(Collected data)
....
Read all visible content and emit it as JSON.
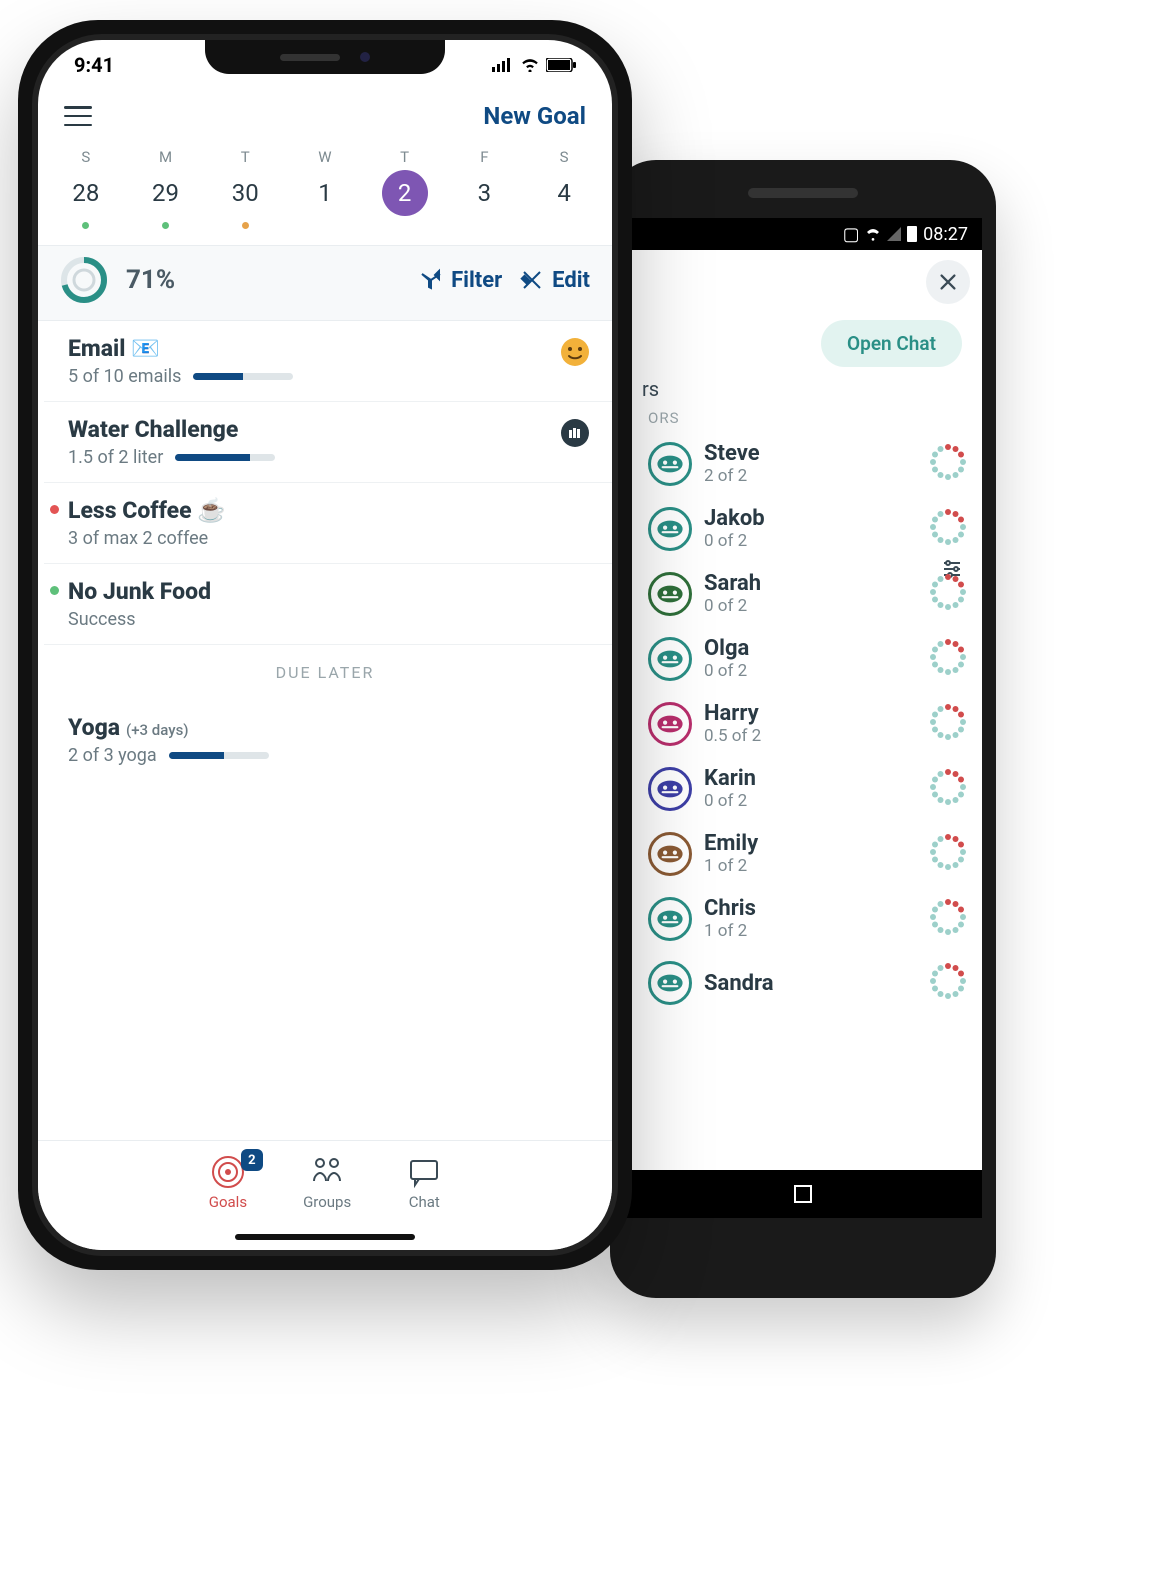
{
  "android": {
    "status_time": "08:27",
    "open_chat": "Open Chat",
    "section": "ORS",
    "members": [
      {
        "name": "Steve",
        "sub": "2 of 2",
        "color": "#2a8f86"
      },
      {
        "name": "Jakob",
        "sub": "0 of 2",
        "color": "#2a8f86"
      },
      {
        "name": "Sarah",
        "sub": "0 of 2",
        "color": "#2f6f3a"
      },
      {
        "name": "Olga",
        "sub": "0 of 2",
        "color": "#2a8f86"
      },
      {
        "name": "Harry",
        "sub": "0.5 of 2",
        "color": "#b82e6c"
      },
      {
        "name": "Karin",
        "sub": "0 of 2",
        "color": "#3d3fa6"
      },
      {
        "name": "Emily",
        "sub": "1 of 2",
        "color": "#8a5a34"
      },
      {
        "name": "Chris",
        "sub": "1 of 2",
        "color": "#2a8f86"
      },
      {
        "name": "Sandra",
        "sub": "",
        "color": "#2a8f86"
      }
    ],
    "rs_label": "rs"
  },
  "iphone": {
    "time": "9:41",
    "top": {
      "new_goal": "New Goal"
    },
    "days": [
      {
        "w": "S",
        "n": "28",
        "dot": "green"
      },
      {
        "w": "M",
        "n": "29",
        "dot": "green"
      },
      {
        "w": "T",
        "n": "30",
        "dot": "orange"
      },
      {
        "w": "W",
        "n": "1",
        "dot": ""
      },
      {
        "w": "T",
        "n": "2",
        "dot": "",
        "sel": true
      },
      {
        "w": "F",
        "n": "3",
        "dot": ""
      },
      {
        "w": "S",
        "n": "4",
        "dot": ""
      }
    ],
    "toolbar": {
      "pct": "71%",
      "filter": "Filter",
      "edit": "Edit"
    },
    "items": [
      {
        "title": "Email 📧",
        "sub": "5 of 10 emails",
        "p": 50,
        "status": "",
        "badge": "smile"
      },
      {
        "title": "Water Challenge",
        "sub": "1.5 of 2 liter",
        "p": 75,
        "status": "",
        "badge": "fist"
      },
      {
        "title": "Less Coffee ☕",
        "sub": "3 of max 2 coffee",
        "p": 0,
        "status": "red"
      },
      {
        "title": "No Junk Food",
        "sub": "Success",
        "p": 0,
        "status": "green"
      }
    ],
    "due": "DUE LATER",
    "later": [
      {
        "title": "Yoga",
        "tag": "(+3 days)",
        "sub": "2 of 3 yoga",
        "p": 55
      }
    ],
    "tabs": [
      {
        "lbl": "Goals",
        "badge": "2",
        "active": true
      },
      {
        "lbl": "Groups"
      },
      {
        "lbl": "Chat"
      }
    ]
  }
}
....
Omit the pictures, then output the rest of the listing exactly.

SOLUTION BELOW:
Read all visible content and emit it as JSON.
{
  "android": {
    "status_time": "08:27",
    "open_chat": "Open Chat",
    "section": "ORS",
    "members": [
      {
        "name": "Steve",
        "sub": "2 of 2",
        "color": "#2a8f86"
      },
      {
        "name": "Jakob",
        "sub": "0 of 2",
        "color": "#2a8f86"
      },
      {
        "name": "Sarah",
        "sub": "0 of 2",
        "color": "#2f6f3a"
      },
      {
        "name": "Olga",
        "sub": "0 of 2",
        "color": "#2a8f86"
      },
      {
        "name": "Harry",
        "sub": "0.5 of 2",
        "color": "#b82e6c"
      },
      {
        "name": "Karin",
        "sub": "0 of 2",
        "color": "#3d3fa6"
      },
      {
        "name": "Emily",
        "sub": "1 of 2",
        "color": "#8a5a34"
      },
      {
        "name": "Chris",
        "sub": "1 of 2",
        "color": "#2a8f86"
      },
      {
        "name": "Sandra",
        "sub": "",
        "color": "#2a8f86"
      }
    ],
    "rs_label": "rs"
  },
  "iphone": {
    "time": "9:41",
    "top": {
      "new_goal": "New Goal"
    },
    "days": [
      {
        "w": "S",
        "n": "28",
        "dot": "green"
      },
      {
        "w": "M",
        "n": "29",
        "dot": "green"
      },
      {
        "w": "T",
        "n": "30",
        "dot": "orange"
      },
      {
        "w": "W",
        "n": "1",
        "dot": ""
      },
      {
        "w": "T",
        "n": "2",
        "dot": "",
        "sel": true
      },
      {
        "w": "F",
        "n": "3",
        "dot": ""
      },
      {
        "w": "S",
        "n": "4",
        "dot": ""
      }
    ],
    "toolbar": {
      "pct": "71%",
      "filter": "Filter",
      "edit": "Edit"
    },
    "items": [
      {
        "title": "Email 📧",
        "sub": "5 of 10 emails",
        "p": 50,
        "status": "",
        "badge": "smile"
      },
      {
        "title": "Water Challenge",
        "sub": "1.5 of 2 liter",
        "p": 75,
        "status": "",
        "badge": "fist"
      },
      {
        "title": "Less Coffee ☕",
        "sub": "3 of max 2 coffee",
        "p": 0,
        "status": "red"
      },
      {
        "title": "No Junk Food",
        "sub": "Success",
        "p": 0,
        "status": "green"
      }
    ],
    "due": "DUE LATER",
    "later": [
      {
        "title": "Yoga",
        "tag": "(+3 days)",
        "sub": "2 of 3 yoga",
        "p": 55
      }
    ],
    "tabs": [
      {
        "lbl": "Goals",
        "badge": "2",
        "active": true
      },
      {
        "lbl": "Groups"
      },
      {
        "lbl": "Chat"
      }
    ]
  }
}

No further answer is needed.